### Collected data entries

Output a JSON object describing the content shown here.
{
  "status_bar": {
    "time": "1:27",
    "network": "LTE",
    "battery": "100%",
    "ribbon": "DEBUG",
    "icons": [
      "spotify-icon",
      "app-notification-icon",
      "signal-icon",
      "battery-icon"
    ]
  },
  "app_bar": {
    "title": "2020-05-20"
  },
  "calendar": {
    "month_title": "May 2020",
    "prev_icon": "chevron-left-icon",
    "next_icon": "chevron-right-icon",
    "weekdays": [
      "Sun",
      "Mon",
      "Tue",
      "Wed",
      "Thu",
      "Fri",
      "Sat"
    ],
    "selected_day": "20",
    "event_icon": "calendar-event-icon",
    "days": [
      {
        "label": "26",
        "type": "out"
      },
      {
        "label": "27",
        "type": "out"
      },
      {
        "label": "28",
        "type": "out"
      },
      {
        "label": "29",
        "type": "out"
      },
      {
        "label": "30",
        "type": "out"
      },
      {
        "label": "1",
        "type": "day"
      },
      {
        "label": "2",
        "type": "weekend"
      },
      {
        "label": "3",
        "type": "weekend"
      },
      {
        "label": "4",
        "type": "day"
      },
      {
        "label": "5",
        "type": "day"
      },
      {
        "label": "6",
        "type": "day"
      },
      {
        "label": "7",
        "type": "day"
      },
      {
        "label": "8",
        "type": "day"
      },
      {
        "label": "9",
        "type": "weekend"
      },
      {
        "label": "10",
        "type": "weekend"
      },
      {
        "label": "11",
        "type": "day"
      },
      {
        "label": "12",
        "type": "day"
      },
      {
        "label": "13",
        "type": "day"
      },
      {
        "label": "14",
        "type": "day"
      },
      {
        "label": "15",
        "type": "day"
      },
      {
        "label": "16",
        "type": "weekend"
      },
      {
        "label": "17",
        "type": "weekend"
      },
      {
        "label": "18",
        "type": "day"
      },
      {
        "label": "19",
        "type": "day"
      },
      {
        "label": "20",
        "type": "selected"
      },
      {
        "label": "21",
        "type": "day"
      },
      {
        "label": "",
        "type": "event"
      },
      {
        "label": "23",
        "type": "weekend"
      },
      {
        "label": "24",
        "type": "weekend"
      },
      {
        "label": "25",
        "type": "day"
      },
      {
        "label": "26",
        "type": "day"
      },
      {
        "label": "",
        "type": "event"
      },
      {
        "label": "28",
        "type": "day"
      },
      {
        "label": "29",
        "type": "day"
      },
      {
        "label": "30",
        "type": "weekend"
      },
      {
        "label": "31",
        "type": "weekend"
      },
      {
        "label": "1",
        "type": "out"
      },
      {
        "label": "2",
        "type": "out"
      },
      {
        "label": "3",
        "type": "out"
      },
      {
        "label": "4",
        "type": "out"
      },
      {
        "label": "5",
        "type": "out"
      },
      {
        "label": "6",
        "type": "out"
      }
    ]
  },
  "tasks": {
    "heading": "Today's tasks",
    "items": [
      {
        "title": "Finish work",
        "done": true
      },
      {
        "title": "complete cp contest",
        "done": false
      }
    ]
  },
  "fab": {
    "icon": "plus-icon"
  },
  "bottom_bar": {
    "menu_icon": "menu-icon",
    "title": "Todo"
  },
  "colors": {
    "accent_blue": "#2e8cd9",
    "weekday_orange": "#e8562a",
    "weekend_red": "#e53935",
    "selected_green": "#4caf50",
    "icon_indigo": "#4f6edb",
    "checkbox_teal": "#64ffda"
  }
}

### SHORT PROBLEM
Transcribe all entries exactly as they are given.

### SOLUTION TO THE PROBLEM
Output a JSON object describing the content shown here.
{
  "status_bar": {
    "time": "1:27",
    "network": "LTE",
    "battery": "100%",
    "ribbon": "DEBUG",
    "icons": [
      "spotify-icon",
      "app-notification-icon",
      "signal-icon",
      "battery-icon"
    ]
  },
  "app_bar": {
    "title": "2020-05-20"
  },
  "calendar": {
    "month_title": "May 2020",
    "prev_icon": "chevron-left-icon",
    "next_icon": "chevron-right-icon",
    "weekdays": [
      "Sun",
      "Mon",
      "Tue",
      "Wed",
      "Thu",
      "Fri",
      "Sat"
    ],
    "selected_day": "20",
    "event_icon": "calendar-event-icon",
    "days": [
      {
        "label": "26",
        "type": "out"
      },
      {
        "label": "27",
        "type": "out"
      },
      {
        "label": "28",
        "type": "out"
      },
      {
        "label": "29",
        "type": "out"
      },
      {
        "label": "30",
        "type": "out"
      },
      {
        "label": "1",
        "type": "day"
      },
      {
        "label": "2",
        "type": "weekend"
      },
      {
        "label": "3",
        "type": "weekend"
      },
      {
        "label": "4",
        "type": "day"
      },
      {
        "label": "5",
        "type": "day"
      },
      {
        "label": "6",
        "type": "day"
      },
      {
        "label": "7",
        "type": "day"
      },
      {
        "label": "8",
        "type": "day"
      },
      {
        "label": "9",
        "type": "weekend"
      },
      {
        "label": "10",
        "type": "weekend"
      },
      {
        "label": "11",
        "type": "day"
      },
      {
        "label": "12",
        "type": "day"
      },
      {
        "label": "13",
        "type": "day"
      },
      {
        "label": "14",
        "type": "day"
      },
      {
        "label": "15",
        "type": "day"
      },
      {
        "label": "16",
        "type": "weekend"
      },
      {
        "label": "17",
        "type": "weekend"
      },
      {
        "label": "18",
        "type": "day"
      },
      {
        "label": "19",
        "type": "day"
      },
      {
        "label": "20",
        "type": "selected"
      },
      {
        "label": "21",
        "type": "day"
      },
      {
        "label": "",
        "type": "event"
      },
      {
        "label": "23",
        "type": "weekend"
      },
      {
        "label": "24",
        "type": "weekend"
      },
      {
        "label": "25",
        "type": "day"
      },
      {
        "label": "26",
        "type": "day"
      },
      {
        "label": "",
        "type": "event"
      },
      {
        "label": "28",
        "type": "day"
      },
      {
        "label": "29",
        "type": "day"
      },
      {
        "label": "30",
        "type": "weekend"
      },
      {
        "label": "31",
        "type": "weekend"
      },
      {
        "label": "1",
        "type": "out"
      },
      {
        "label": "2",
        "type": "out"
      },
      {
        "label": "3",
        "type": "out"
      },
      {
        "label": "4",
        "type": "out"
      },
      {
        "label": "5",
        "type": "out"
      },
      {
        "label": "6",
        "type": "out"
      }
    ]
  },
  "tasks": {
    "heading": "Today's tasks",
    "items": [
      {
        "title": "Finish work",
        "done": true
      },
      {
        "title": "complete cp contest",
        "done": false
      }
    ]
  },
  "fab": {
    "icon": "plus-icon"
  },
  "bottom_bar": {
    "menu_icon": "menu-icon",
    "title": "Todo"
  },
  "colors": {
    "accent_blue": "#2e8cd9",
    "weekday_orange": "#e8562a",
    "weekend_red": "#e53935",
    "selected_green": "#4caf50",
    "icon_indigo": "#4f6edb",
    "checkbox_teal": "#64ffda"
  }
}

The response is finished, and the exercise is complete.